Aim. Each line containing the word "battery" should be found and copied.

Input rows.
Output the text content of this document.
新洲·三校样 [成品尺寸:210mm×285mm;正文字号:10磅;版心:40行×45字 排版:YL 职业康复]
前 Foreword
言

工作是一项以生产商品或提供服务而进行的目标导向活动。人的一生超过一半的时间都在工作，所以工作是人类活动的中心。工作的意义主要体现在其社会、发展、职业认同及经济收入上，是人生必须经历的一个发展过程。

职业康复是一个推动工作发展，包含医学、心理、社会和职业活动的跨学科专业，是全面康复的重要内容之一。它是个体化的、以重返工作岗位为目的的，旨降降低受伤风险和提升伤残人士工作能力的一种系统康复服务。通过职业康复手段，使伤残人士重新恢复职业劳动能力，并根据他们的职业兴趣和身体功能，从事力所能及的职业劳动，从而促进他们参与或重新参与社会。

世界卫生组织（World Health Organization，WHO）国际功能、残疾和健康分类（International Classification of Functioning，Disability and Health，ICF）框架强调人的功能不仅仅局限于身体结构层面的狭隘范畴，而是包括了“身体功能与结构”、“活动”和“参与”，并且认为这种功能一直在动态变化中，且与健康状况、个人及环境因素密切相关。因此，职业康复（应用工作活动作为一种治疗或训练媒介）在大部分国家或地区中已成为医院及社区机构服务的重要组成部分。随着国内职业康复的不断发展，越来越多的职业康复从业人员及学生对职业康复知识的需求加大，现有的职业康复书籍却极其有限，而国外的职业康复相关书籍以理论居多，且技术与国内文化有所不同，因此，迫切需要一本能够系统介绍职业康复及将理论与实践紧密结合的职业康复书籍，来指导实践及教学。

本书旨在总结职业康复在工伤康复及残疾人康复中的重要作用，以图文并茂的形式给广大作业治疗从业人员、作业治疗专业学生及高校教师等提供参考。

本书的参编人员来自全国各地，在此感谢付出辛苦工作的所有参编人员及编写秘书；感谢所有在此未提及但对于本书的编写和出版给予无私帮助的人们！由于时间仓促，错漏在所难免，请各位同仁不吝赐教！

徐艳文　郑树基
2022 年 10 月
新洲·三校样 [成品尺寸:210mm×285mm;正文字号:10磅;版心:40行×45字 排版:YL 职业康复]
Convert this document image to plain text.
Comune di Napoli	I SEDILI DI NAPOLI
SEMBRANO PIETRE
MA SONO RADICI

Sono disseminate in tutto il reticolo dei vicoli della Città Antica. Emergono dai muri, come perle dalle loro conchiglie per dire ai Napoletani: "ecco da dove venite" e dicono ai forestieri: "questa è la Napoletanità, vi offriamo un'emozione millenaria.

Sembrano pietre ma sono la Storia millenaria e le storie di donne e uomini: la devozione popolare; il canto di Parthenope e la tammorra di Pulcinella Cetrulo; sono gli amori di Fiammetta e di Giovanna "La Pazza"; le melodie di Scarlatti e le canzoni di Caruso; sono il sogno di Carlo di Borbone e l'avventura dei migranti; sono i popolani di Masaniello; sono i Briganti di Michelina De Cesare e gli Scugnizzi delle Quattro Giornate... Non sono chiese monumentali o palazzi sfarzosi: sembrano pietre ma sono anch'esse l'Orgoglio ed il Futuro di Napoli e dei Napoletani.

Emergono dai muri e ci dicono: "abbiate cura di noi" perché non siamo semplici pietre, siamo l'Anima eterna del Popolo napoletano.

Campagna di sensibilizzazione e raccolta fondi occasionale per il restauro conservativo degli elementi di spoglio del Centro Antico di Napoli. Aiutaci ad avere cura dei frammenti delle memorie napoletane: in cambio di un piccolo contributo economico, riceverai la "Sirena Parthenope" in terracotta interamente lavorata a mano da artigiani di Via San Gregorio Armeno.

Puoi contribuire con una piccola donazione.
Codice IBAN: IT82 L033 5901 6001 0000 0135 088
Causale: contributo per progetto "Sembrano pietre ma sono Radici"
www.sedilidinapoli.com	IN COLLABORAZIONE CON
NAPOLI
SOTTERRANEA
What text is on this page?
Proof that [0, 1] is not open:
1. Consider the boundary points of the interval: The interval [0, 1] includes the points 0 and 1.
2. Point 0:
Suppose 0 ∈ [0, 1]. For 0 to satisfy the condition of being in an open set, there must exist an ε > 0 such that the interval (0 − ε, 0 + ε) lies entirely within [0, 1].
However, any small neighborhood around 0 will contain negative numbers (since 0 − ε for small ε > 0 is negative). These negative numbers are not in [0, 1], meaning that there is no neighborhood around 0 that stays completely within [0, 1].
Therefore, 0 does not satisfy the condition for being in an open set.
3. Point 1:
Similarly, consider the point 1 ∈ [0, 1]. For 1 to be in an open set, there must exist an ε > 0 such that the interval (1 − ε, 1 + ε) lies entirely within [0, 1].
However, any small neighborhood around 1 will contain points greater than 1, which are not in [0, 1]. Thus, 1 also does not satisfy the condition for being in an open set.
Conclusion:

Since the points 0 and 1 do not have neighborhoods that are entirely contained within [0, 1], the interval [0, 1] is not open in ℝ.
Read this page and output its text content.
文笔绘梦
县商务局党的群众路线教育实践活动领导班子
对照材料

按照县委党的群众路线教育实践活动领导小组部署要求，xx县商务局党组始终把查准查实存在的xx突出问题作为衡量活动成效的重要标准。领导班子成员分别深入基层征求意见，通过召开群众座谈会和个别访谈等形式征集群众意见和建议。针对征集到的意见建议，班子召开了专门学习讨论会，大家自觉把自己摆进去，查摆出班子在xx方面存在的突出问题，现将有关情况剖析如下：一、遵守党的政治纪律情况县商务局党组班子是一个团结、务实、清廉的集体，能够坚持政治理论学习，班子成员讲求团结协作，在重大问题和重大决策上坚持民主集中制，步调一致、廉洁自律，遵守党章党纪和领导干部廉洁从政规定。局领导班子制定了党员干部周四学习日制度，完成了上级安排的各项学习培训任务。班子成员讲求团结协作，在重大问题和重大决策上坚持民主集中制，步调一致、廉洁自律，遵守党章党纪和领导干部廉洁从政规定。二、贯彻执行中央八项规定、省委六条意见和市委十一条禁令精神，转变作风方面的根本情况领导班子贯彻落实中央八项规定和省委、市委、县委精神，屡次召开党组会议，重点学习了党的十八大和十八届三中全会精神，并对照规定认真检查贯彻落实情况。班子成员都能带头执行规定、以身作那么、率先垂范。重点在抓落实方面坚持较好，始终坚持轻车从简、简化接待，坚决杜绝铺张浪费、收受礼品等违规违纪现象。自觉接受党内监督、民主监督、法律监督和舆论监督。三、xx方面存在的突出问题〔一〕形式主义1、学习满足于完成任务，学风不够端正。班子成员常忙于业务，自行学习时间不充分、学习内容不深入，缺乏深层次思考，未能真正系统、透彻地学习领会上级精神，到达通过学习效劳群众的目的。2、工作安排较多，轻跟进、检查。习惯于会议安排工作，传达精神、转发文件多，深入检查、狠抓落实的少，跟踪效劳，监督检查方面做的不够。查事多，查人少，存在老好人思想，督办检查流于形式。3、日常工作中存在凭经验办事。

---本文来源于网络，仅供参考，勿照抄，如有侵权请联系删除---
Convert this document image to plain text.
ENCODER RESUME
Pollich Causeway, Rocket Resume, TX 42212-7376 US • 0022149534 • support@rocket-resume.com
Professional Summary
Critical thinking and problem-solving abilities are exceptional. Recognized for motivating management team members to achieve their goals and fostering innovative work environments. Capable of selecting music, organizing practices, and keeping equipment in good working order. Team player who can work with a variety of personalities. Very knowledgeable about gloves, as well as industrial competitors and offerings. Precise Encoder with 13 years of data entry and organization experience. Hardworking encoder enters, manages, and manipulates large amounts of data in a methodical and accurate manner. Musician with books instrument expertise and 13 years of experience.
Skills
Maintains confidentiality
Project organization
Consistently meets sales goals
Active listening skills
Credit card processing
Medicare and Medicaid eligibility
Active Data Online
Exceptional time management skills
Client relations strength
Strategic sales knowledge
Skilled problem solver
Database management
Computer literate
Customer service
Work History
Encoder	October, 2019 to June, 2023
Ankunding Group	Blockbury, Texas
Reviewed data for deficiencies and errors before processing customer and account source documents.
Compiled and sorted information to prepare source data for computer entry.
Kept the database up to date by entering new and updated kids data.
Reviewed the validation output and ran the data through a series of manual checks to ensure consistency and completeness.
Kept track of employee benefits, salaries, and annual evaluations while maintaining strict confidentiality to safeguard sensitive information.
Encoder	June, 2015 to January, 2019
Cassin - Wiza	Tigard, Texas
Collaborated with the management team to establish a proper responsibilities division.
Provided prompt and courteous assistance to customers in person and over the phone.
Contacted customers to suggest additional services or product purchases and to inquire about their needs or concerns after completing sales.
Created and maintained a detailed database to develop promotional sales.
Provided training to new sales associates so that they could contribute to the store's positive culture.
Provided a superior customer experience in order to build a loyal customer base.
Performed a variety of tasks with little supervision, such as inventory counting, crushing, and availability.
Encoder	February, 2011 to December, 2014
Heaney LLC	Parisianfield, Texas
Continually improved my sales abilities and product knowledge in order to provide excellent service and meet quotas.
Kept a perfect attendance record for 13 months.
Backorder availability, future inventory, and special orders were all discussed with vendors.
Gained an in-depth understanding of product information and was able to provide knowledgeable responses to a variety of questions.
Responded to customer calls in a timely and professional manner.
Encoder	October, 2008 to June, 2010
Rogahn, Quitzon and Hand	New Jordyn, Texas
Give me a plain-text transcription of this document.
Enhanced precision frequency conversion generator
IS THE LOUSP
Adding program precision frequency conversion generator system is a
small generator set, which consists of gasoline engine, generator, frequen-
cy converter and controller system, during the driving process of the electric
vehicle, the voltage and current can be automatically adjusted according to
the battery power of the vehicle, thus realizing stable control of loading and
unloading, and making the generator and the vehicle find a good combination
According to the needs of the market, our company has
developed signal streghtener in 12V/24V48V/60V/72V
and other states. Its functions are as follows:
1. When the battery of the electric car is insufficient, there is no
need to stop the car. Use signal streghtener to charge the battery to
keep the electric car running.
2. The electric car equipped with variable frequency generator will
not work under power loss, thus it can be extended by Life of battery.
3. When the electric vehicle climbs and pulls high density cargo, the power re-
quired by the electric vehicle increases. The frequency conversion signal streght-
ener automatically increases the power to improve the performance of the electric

Solution.
the battery power of the vehicle, thus realizing stable control of loading and
1. When the battery of the electric car is insufficient, there is no
need to stop the car. Use signal streghtener to charge the battery to
not work under power loss, thus it can be extended by Life of battery.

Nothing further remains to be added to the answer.